**AIM**
Duplicate the data below from its first line up to and including the line that contains "panel-menu-icon[interactable]: ≡ — [1121, 249, 1127, 260]".

====

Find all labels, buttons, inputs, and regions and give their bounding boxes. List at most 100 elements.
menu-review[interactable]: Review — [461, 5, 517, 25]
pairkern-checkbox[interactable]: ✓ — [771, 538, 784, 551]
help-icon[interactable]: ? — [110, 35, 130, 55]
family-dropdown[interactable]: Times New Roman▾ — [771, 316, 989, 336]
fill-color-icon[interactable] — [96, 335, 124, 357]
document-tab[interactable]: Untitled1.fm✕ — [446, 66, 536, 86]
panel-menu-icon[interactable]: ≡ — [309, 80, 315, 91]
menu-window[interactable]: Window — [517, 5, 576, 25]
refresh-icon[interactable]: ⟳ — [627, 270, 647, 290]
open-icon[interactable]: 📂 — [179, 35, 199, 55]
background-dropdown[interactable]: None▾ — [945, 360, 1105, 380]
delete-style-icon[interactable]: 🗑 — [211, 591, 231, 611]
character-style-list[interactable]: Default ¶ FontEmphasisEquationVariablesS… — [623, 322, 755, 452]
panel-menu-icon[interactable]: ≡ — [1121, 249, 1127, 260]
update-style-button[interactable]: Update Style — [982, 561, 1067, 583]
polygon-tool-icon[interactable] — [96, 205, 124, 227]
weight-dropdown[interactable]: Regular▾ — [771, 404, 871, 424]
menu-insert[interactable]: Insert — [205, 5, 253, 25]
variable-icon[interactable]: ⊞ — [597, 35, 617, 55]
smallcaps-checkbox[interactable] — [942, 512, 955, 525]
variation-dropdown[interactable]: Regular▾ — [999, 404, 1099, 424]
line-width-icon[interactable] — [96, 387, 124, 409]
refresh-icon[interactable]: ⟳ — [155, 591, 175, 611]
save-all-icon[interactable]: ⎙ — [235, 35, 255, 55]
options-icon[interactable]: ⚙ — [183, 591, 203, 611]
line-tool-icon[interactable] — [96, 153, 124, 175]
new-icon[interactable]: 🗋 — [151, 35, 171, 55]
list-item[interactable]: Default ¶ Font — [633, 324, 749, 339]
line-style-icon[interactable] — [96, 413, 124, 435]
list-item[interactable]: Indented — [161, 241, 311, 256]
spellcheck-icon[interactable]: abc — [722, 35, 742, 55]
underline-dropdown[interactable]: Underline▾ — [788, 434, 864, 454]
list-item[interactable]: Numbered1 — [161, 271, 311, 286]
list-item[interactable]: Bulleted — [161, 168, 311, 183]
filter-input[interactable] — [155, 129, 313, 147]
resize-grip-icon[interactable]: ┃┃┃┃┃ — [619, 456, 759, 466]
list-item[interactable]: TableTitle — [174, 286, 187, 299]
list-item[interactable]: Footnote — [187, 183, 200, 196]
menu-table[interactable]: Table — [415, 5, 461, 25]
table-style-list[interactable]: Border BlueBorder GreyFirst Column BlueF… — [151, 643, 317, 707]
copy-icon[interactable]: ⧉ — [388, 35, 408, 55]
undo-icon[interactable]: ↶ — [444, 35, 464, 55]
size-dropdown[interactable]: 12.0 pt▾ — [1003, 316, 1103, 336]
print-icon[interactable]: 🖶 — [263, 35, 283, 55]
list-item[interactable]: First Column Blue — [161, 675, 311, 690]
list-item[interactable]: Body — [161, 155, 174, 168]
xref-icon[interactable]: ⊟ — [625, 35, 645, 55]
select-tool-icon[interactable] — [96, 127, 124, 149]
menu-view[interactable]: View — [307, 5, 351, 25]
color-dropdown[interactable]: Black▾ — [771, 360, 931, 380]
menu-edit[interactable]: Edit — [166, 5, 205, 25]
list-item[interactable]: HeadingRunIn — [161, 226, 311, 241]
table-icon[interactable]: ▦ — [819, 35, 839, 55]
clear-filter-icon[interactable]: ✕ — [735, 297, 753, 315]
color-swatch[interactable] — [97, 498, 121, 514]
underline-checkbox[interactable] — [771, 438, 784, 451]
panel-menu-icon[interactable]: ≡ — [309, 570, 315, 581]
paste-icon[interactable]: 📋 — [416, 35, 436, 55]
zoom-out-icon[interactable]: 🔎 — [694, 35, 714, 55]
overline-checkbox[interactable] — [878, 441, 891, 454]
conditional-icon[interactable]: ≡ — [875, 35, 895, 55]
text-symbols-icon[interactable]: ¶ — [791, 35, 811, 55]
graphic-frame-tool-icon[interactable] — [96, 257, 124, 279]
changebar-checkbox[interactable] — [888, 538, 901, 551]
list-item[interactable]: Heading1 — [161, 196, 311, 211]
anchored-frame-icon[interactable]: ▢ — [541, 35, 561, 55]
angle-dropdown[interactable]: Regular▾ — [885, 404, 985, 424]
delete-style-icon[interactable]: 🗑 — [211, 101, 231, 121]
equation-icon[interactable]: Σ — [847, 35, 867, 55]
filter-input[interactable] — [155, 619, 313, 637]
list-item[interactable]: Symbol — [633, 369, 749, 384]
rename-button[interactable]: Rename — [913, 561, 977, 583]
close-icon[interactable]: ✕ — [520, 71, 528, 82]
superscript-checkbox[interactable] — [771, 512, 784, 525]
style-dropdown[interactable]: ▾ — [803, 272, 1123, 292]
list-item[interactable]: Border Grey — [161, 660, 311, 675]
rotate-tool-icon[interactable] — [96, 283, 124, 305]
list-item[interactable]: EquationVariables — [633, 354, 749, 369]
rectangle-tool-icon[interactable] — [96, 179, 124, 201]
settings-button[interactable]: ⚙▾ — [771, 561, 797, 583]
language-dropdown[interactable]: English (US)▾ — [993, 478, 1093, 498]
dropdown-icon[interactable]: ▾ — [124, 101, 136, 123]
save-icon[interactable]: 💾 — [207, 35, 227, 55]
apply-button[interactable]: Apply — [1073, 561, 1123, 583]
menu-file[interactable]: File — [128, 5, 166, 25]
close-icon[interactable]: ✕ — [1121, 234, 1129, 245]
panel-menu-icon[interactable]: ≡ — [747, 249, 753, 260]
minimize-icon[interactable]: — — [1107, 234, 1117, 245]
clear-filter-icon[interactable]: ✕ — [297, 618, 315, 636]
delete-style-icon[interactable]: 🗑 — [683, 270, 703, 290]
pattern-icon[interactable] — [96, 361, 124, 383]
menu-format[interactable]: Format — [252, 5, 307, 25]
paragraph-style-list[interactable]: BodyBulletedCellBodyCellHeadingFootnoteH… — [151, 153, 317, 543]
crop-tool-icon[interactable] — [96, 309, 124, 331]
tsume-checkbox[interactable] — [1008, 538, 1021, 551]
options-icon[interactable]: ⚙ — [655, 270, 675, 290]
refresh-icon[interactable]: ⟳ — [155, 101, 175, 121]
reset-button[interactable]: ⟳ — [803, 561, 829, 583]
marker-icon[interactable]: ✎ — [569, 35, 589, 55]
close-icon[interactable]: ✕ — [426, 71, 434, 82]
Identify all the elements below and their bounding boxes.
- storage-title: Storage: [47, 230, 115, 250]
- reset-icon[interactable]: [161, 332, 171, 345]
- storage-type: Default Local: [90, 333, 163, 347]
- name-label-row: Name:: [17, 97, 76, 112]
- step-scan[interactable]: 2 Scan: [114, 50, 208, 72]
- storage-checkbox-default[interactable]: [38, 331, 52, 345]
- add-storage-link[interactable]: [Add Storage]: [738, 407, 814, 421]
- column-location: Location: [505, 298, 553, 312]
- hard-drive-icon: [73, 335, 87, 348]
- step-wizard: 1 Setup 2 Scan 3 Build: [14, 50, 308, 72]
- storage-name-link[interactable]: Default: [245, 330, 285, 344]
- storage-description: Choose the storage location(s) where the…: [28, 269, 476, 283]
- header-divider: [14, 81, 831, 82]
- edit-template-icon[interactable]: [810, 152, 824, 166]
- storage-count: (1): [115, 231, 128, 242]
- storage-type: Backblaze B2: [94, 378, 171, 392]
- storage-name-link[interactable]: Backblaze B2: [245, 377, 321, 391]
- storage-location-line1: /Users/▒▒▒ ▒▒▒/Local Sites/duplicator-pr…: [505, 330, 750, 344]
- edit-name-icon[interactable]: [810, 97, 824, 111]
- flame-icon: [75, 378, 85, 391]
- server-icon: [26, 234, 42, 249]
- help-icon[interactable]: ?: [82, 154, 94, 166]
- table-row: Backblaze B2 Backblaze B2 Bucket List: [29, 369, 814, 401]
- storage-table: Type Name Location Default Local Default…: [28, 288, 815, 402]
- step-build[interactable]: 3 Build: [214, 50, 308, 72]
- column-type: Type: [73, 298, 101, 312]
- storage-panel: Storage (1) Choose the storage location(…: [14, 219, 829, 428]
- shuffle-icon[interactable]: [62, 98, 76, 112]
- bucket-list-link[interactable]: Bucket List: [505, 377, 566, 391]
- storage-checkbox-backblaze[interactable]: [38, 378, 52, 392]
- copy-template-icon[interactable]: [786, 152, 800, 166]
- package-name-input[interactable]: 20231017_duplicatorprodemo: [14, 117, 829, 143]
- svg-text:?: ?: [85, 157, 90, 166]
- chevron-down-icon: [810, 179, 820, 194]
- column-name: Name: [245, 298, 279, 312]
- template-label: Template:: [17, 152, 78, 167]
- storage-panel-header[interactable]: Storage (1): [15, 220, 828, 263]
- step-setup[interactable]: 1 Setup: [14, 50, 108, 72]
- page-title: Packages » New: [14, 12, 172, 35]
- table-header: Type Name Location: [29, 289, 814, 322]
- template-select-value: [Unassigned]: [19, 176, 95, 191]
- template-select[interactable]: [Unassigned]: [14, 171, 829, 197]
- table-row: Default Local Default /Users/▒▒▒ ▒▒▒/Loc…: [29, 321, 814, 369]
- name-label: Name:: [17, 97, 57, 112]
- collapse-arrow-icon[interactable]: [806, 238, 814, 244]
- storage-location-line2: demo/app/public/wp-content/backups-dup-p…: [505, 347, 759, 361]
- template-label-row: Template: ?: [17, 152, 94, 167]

====

**EXERCISE SOLUTION**
Find all labels, buttons, inputs, and regions and give their bounding boxes. List at most 100 elements.
menu-review[interactable]: Review — [461, 5, 517, 25]
pairkern-checkbox[interactable]: ✓ — [771, 538, 784, 551]
help-icon[interactable]: ? — [110, 35, 130, 55]
family-dropdown[interactable]: Times New Roman▾ — [771, 316, 989, 336]
fill-color-icon[interactable] — [96, 335, 124, 357]
document-tab[interactable]: Untitled1.fm✕ — [446, 66, 536, 86]
panel-menu-icon[interactable]: ≡ — [309, 80, 315, 91]
menu-window[interactable]: Window — [517, 5, 576, 25]
refresh-icon[interactable]: ⟳ — [627, 270, 647, 290]
open-icon[interactable]: 📂 — [179, 35, 199, 55]
background-dropdown[interactable]: None▾ — [945, 360, 1105, 380]
delete-style-icon[interactable]: 🗑 — [211, 591, 231, 611]
character-style-list[interactable]: Default ¶ FontEmphasisEquationVariablesS… — [623, 322, 755, 452]
panel-menu-icon[interactable]: ≡ — [1121, 249, 1127, 260]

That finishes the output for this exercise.